• Records provided
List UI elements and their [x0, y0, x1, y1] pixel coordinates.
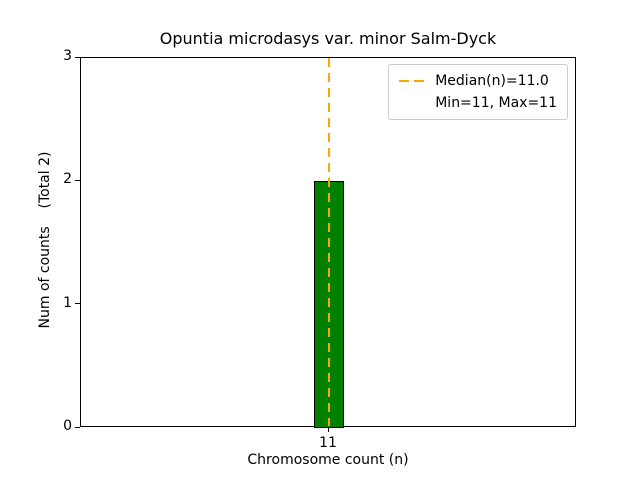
dashed-line-icon [399, 80, 427, 82]
legend-label-minmax: Min=11, Max=11 [435, 95, 557, 111]
y-tick-mark [75, 56, 80, 58]
y-tick-label: 3 [63, 48, 72, 64]
y-tick-label: 2 [63, 171, 72, 188]
x-tick-label: 11 [319, 435, 337, 451]
legend-sample-spacer [399, 102, 426, 104]
y-tick-mark [75, 426, 80, 428]
y-tick-mark [75, 179, 80, 181]
legend-entry-median: Median(n)=11.0 [399, 73, 557, 89]
y-tick-label: 1 [63, 294, 72, 311]
chart-title: Opuntia microdasys var. minor Salm-Dyck [159, 29, 497, 48]
y-tick-label: 0 [63, 418, 72, 434]
legend: Median(n)=11.0 Min=11, Max=11 [388, 64, 568, 120]
plot-area: Median(n)=11.0 Min=11, Max=11 [80, 57, 576, 428]
median-line [328, 58, 330, 426]
y-tick-mark [75, 303, 80, 305]
x-axis-label: Chromosome count (n) [247, 452, 409, 468]
legend-entry-minmax: Min=11, Max=11 [399, 95, 557, 111]
legend-label-median: Median(n)=11.0 [435, 73, 549, 89]
x-tick-mark [327, 427, 329, 432]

• Set exercise
Reproduce the rows without change, starting at the line that contains "dashed-line-icon [399, 80, 427, 82]" and continuing through the last line of the rows, both ends included.

• Full response
dashed-line-icon [399, 80, 427, 82]
legend-label-minmax: Min=11, Max=11 [435, 95, 557, 111]
y-tick-mark [75, 56, 80, 58]
y-tick-label: 3 [63, 48, 72, 64]
y-tick-label: 2 [63, 171, 72, 188]
x-tick-label: 11 [319, 435, 337, 451]
legend-sample-spacer [399, 102, 426, 104]
y-tick-mark [75, 426, 80, 428]
y-tick-mark [75, 179, 80, 181]
legend-entry-median: Median(n)=11.0 [399, 73, 557, 89]
y-tick-label: 1 [63, 294, 72, 311]
chart-title: Opuntia microdasys var. minor Salm-Dyck [159, 29, 497, 48]
y-tick-label: 0 [63, 418, 72, 434]
legend: Median(n)=11.0 Min=11, Max=11 [388, 64, 568, 120]
plot-area: Median(n)=11.0 Min=11, Max=11 [80, 57, 576, 428]
median-line [328, 58, 330, 426]
y-tick-mark [75, 303, 80, 305]
x-axis-label: Chromosome count (n) [247, 452, 409, 468]
legend-entry-minmax: Min=11, Max=11 [399, 95, 557, 111]
legend-label-median: Median(n)=11.0 [435, 73, 549, 89]
x-tick-mark [327, 427, 329, 432]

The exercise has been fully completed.